##### Recorded data

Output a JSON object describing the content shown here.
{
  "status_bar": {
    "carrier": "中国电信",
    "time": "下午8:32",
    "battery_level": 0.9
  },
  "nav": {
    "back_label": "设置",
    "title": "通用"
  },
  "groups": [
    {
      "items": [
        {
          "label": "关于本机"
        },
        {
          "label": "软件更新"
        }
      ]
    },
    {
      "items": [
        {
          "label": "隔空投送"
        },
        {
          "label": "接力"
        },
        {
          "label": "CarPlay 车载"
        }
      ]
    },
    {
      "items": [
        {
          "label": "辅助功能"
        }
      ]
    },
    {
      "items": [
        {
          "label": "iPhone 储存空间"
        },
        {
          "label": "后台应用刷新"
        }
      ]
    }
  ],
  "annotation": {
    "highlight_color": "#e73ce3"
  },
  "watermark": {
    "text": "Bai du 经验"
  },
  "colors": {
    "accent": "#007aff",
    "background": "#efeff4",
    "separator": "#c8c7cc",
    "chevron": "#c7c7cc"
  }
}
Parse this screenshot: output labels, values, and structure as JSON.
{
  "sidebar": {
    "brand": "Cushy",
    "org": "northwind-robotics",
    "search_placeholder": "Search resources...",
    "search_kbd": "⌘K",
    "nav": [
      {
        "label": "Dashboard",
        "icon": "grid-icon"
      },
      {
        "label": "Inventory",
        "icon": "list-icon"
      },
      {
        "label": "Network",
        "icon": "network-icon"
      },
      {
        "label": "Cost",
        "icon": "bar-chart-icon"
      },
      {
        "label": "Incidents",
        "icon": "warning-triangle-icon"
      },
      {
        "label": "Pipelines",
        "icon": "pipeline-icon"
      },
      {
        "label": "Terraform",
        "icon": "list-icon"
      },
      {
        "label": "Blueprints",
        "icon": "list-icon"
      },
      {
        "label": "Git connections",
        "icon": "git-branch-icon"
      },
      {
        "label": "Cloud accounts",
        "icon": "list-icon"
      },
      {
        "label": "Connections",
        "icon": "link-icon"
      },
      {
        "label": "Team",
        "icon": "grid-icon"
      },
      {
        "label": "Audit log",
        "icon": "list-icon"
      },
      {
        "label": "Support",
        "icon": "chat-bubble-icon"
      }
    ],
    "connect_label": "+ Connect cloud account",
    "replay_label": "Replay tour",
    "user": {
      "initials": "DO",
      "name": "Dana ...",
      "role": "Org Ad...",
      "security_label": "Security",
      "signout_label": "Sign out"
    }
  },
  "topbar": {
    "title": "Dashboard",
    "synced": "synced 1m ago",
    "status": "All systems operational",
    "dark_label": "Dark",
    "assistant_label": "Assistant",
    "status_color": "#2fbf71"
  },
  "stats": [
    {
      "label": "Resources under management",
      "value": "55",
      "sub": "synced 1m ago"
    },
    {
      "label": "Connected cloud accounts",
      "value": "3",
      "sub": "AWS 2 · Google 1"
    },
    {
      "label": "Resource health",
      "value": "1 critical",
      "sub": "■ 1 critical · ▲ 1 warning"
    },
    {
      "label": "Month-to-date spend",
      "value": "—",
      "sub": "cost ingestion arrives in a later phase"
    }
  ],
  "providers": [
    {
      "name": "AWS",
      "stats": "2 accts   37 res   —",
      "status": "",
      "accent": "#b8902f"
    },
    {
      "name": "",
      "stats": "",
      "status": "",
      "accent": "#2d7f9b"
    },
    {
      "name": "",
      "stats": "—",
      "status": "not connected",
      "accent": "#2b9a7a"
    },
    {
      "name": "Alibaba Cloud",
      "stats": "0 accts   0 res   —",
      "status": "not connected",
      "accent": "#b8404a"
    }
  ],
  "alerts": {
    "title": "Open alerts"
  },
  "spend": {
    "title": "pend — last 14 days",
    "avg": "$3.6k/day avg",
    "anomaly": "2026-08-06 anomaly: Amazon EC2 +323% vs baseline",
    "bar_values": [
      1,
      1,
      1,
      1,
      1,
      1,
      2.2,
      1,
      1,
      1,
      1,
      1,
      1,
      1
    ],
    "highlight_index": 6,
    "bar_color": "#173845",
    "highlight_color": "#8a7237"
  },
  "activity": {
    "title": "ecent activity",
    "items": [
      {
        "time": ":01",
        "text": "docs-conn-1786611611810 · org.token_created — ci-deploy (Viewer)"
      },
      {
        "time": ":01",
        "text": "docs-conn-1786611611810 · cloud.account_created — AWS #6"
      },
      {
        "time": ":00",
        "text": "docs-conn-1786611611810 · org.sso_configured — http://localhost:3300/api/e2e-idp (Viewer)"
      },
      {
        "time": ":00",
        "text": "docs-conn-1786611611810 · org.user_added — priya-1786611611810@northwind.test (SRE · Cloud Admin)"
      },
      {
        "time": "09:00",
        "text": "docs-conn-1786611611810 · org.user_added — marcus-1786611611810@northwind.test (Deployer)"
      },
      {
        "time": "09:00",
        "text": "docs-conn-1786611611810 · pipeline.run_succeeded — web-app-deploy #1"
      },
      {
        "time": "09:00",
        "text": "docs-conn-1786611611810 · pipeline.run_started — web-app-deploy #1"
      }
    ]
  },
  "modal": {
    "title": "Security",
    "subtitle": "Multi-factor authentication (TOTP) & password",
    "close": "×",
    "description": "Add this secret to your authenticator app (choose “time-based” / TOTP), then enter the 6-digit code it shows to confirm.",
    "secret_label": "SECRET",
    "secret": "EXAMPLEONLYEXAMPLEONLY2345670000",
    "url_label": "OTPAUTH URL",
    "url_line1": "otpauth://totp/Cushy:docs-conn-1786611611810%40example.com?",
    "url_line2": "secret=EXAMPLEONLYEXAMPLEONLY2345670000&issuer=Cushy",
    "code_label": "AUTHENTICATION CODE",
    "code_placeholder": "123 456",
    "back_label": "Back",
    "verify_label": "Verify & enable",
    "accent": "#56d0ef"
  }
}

##########

> _Goal_
Copy out all of the lines above exactly.

> _Written response_
Output a JSON object describing the content shown here.
{
  "status_bar": {
    "carrier": "中国电信",
    "time": "下午8:32",
    "battery_level": 0.9
  },
  "nav": {
    "back_label": "设置",
    "title": "通用"
  },
  "groups": [
    {
      "items": [
        {
          "label": "关于本机"
        },
        {
          "label": "软件更新"
        }
      ]
    },
    {
      "items": [
        {
          "label": "隔空投送"
        },
        {
          "label": "接力"
        },
        {
          "label": "CarPlay 车载"
        }
      ]
    },
    {
      "items": [
        {
          "label": "辅助功能"
        }
      ]
    },
    {
      "items": [
        {
          "label": "iPhone 储存空间"
        },
        {
          "label": "后台应用刷新"
        }
      ]
    }
  ],
  "annotation": {
    "highlight_color": "#e73ce3"
  },
  "watermark": {
    "text": "Bai du 经验"
  },
  "colors": {
    "accent": "#007aff",
    "background": "#efeff4",
    "separator": "#c8c7cc",
    "chevron": "#c7c7cc"
  }
}
Parse this screenshot: output labels, values, and structure as JSON.
{
  "sidebar": {
    "brand": "Cushy",
    "org": "northwind-robotics",
    "search_placeholder": "Search resources...",
    "search_kbd": "⌘K",
    "nav": [
      {
        "label": "Dashboard",
        "icon": "grid-icon"
      },
      {
        "label": "Inventory",
        "icon": "list-icon"
      },
      {
        "label": "Network",
        "icon": "network-icon"
      },
      {
        "label": "Cost",
        "icon": "bar-chart-icon"
      },
      {
        "label": "Incidents",
        "icon": "warning-triangle-icon"
      },
      {
        "label": "Pipelines",
        "icon": "pipeline-icon"
      },
      {
        "label": "Terraform",
        "icon": "list-icon"
      },
      {
        "label": "Blueprints",
        "icon": "list-icon"
      },
      {
        "label": "Git connections",
        "icon": "git-branch-icon"
      },
      {
        "label": "Cloud accounts",
        "icon": "list-icon"
      },
      {
        "label": "Connections",
        "icon": "link-icon"
      },
      {
        "label": "Team",
        "icon": "grid-icon"
      },
      {
        "label": "Audit log",
        "icon": "list-icon"
      },
      {
        "label": "Support",
        "icon": "chat-bubble-icon"
      }
    ],
    "connect_label": "+ Connect cloud account",
    "replay_label": "Replay tour",
    "user": {
      "initials": "DO",
      "name": "Dana ...",
      "role": "Org Ad...",
      "security_label": "Security",
      "signout_label": "Sign out"
    }
  },
  "topbar": {
    "title": "Dashboard",
    "synced": "synced 1m ago",
    "status": "All systems operational",
    "dark_label": "Dark",
    "assistant_label": "Assistant",
    "status_color": "#2fbf71"
  },
  "stats": [
    {
      "label": "Resources under management",
      "value": "55",
      "sub": "synced 1m ago"
    },
    {
      "label": "Connected cloud accounts",
      "value": "3",
      "sub": "AWS 2 · Google 1"
    },
    {
      "label": "Resource health",
      "value": "1 critical",
      "sub": "■ 1 critical · ▲ 1 warning"
    },
    {
      "label": "Month-to-date spend",
      "value": "—",
      "sub": "cost ingestion arrives in a later phase"
    }
  ],
  "providers": [
    {
      "name": "AWS",
      "stats": "2 accts   37 res   —",
      "status": "",
      "accent": "#b8902f"
    },
    {
      "name": "",
      "stats": "",
      "status": "",
      "accent": "#2d7f9b"
    },
    {
      "name": "",
      "stats": "—",
      "status": "not connected",
      "accent": "#2b9a7a"
    },
    {
      "name": "Alibaba Cloud",
      "stats": "0 accts   0 res   —",
      "status": "not connected",
      "accent": "#b8404a"
    }
  ],
  "alerts": {
    "title": "Open alerts"
  },
  "spend": {
    "title": "pend — last 14 days",
    "avg": "$3.6k/day avg",
    "anomaly": "2026-08-06 anomaly: Amazon EC2 +323% vs baseline",
    "bar_values": [
      1,
      1,
      1,
      1,
      1,
      1,
      2.2,
      1,
      1,
      1,
      1,
      1,
      1,
      1
    ],
    "highlight_index": 6,
    "bar_color": "#173845",
    "highlight_color": "#8a7237"
  },
  "activity": {
    "title": "ecent activity",
    "items": [
      {
        "time": ":01",
        "text": "docs-conn-1786611611810 · org.token_created — ci-deploy (Viewer)"
      },
      {
        "time": ":01",
        "text": "docs-conn-1786611611810 · cloud.account_created — AWS #6"
      },
      {
        "time": ":00",
        "text": "docs-conn-1786611611810 · org.sso_configured — http://localhost:3300/api/e2e-idp (Viewer)"
      },
      {
        "time": ":00",
        "text": "docs-conn-1786611611810 · org.user_added — priya-1786611611810@northwind.test (SRE · Cloud Admin)"
      },
      {
        "time": "09:00",
        "text": "docs-conn-1786611611810 · org.user_added — marcus-1786611611810@northwind.test (Deployer)"
      },
      {
        "time": "09:00",
        "text": "docs-conn-1786611611810 · pipeline.run_succeeded — web-app-deploy #1"
      },
      {
        "time": "09:00",
        "text": "docs-conn-1786611611810 · pipeline.run_started — web-app-deploy #1"
      }
    ]
  },
  "modal": {
    "title": "Security",
    "subtitle": "Multi-factor authentication (TOTP) & password",
    "close": "×",
    "description": "Add this secret to your authenticator app (choose “time-based” / TOTP), then enter the 6-digit code it shows to confirm.",
    "secret_label": "SECRET",
    "secret": "EXAMPLEONLYEXAMPLEONLY2345670000",
    "url_label": "OTPAUTH URL",
    "url_line1": "otpauth://totp/Cushy:docs-conn-1786611611810%40example.com?",
    "url_line2": "secret=EXAMPLEONLYEXAMPLEONLY2345670000&issuer=Cushy",
    "code_label": "AUTHENTICATION CODE",
    "code_placeholder": "123 456",
    "back_label": "Back",
    "verify_label": "Verify & enable",
    "accent": "#56d0ef"
  }
}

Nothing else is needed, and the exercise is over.